= What the exercise asks =
Your task is to transcribe all of the data below exactly, omitting the images.

══════════

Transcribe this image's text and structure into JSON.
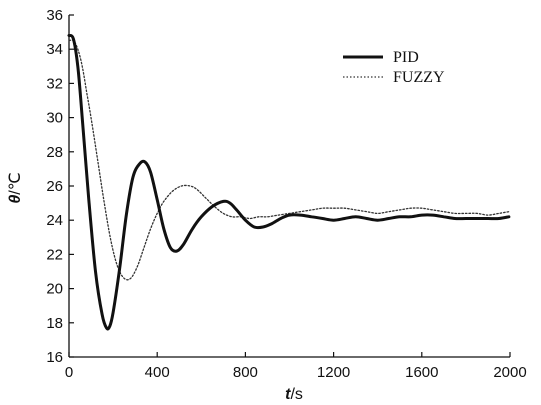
{
  "chart_data": {
    "type": "line",
    "title": "",
    "xlabel": {
      "var": "t",
      "unit": "/s"
    },
    "ylabel": {
      "var": "θ",
      "unit": "/℃"
    },
    "xlim": [
      0,
      2000
    ],
    "ylim": [
      16,
      36
    ],
    "xticks": [
      0,
      400,
      800,
      1200,
      1600,
      2000
    ],
    "yticks": [
      16,
      18,
      20,
      22,
      24,
      26,
      28,
      30,
      32,
      34,
      36
    ],
    "grid": false,
    "legend_position": "top-right",
    "series": [
      {
        "name": "PID",
        "style": "solid-thick",
        "color": "#111111",
        "x": [
          0,
          20,
          40,
          60,
          90,
          120,
          150,
          170,
          185,
          200,
          230,
          260,
          290,
          320,
          345,
          370,
          400,
          430,
          460,
          490,
          520,
          560,
          600,
          650,
          700,
          730,
          760,
          800,
          840,
          880,
          920,
          960,
          1000,
          1050,
          1100,
          1150,
          1200,
          1250,
          1300,
          1350,
          1400,
          1450,
          1500,
          1550,
          1600,
          1650,
          1700,
          1750,
          1800,
          1850,
          1900,
          1950,
          1995
        ],
        "values": [
          34.8,
          34.6,
          33.0,
          30.0,
          25.2,
          21.0,
          18.5,
          17.7,
          17.8,
          18.6,
          21.2,
          24.3,
          26.5,
          27.3,
          27.4,
          26.8,
          25.2,
          23.5,
          22.4,
          22.2,
          22.6,
          23.5,
          24.2,
          24.8,
          25.1,
          25.0,
          24.6,
          24.0,
          23.6,
          23.6,
          23.8,
          24.1,
          24.3,
          24.3,
          24.2,
          24.1,
          24.0,
          24.1,
          24.2,
          24.1,
          24.0,
          24.1,
          24.2,
          24.2,
          24.3,
          24.3,
          24.2,
          24.1,
          24.1,
          24.1,
          24.1,
          24.1,
          24.2
        ]
      },
      {
        "name": "FUZZY",
        "style": "dotted",
        "color": "#333333",
        "x": [
          0,
          20,
          40,
          60,
          80,
          100,
          130,
          160,
          190,
          220,
          250,
          280,
          310,
          340,
          370,
          400,
          430,
          470,
          510,
          550,
          580,
          620,
          660,
          700,
          740,
          780,
          820,
          860,
          900,
          950,
          1000,
          1050,
          1100,
          1150,
          1200,
          1250,
          1300,
          1350,
          1400,
          1450,
          1500,
          1550,
          1600,
          1650,
          1700,
          1750,
          1800,
          1850,
          1900,
          1950,
          1995
        ],
        "values": [
          34.5,
          34.5,
          34.0,
          33.0,
          31.5,
          30.0,
          27.5,
          25.0,
          22.8,
          21.3,
          20.6,
          20.6,
          21.3,
          22.4,
          23.5,
          24.4,
          25.1,
          25.7,
          26.0,
          26.0,
          25.8,
          25.3,
          24.8,
          24.4,
          24.2,
          24.2,
          24.1,
          24.2,
          24.2,
          24.3,
          24.4,
          24.5,
          24.6,
          24.7,
          24.7,
          24.7,
          24.6,
          24.5,
          24.4,
          24.5,
          24.6,
          24.7,
          24.7,
          24.6,
          24.5,
          24.4,
          24.4,
          24.4,
          24.3,
          24.4,
          24.5
        ]
      }
    ]
  }
}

══════════

= Expected answer =
Transcribe this image's text and structure into JSON.
{
  "chart_data": {
    "type": "line",
    "title": "",
    "xlabel": {
      "var": "t",
      "unit": "/s"
    },
    "ylabel": {
      "var": "θ",
      "unit": "/℃"
    },
    "xlim": [
      0,
      2000
    ],
    "ylim": [
      16,
      36
    ],
    "xticks": [
      0,
      400,
      800,
      1200,
      1600,
      2000
    ],
    "yticks": [
      16,
      18,
      20,
      22,
      24,
      26,
      28,
      30,
      32,
      34,
      36
    ],
    "grid": false,
    "legend_position": "top-right",
    "series": [
      {
        "name": "PID",
        "style": "solid-thick",
        "color": "#111111",
        "x": [
          0,
          20,
          40,
          60,
          90,
          120,
          150,
          170,
          185,
          200,
          230,
          260,
          290,
          320,
          345,
          370,
          400,
          430,
          460,
          490,
          520,
          560,
          600,
          650,
          700,
          730,
          760,
          800,
          840,
          880,
          920,
          960,
          1000,
          1050,
          1100,
          1150,
          1200,
          1250,
          1300,
          1350,
          1400,
          1450,
          1500,
          1550,
          1600,
          1650,
          1700,
          1750,
          1800,
          1850,
          1900,
          1950,
          1995
        ],
        "values": [
          34.8,
          34.6,
          33.0,
          30.0,
          25.2,
          21.0,
          18.5,
          17.7,
          17.8,
          18.6,
          21.2,
          24.3,
          26.5,
          27.3,
          27.4,
          26.8,
          25.2,
          23.5,
          22.4,
          22.2,
          22.6,
          23.5,
          24.2,
          24.8,
          25.1,
          25.0,
          24.6,
          24.0,
          23.6,
          23.6,
          23.8,
          24.1,
          24.3,
          24.3,
          24.2,
          24.1,
          24.0,
          24.1,
          24.2,
          24.1,
          24.0,
          24.1,
          24.2,
          24.2,
          24.3,
          24.3,
          24.2,
          24.1,
          24.1,
          24.1,
          24.1,
          24.1,
          24.2
        ]
      },
      {
        "name": "FUZZY",
        "style": "dotted",
        "color": "#333333",
        "x": [
          0,
          20,
          40,
          60,
          80,
          100,
          130,
          160,
          190,
          220,
          250,
          280,
          310,
          340,
          370,
          400,
          430,
          470,
          510,
          550,
          580,
          620,
          660,
          700,
          740,
          780,
          820,
          860,
          900,
          950,
          1000,
          1050,
          1100,
          1150,
          1200,
          1250,
          1300,
          1350,
          1400,
          1450,
          1500,
          1550,
          1600,
          1650,
          1700,
          1750,
          1800,
          1850,
          1900,
          1950,
          1995
        ],
        "values": [
          34.5,
          34.5,
          34.0,
          33.0,
          31.5,
          30.0,
          27.5,
          25.0,
          22.8,
          21.3,
          20.6,
          20.6,
          21.3,
          22.4,
          23.5,
          24.4,
          25.1,
          25.7,
          26.0,
          26.0,
          25.8,
          25.3,
          24.8,
          24.4,
          24.2,
          24.2,
          24.1,
          24.2,
          24.2,
          24.3,
          24.4,
          24.5,
          24.6,
          24.7,
          24.7,
          24.7,
          24.6,
          24.5,
          24.4,
          24.5,
          24.6,
          24.7,
          24.7,
          24.6,
          24.5,
          24.4,
          24.4,
          24.4,
          24.3,
          24.4,
          24.5
        ]
      }
    ]
  }
}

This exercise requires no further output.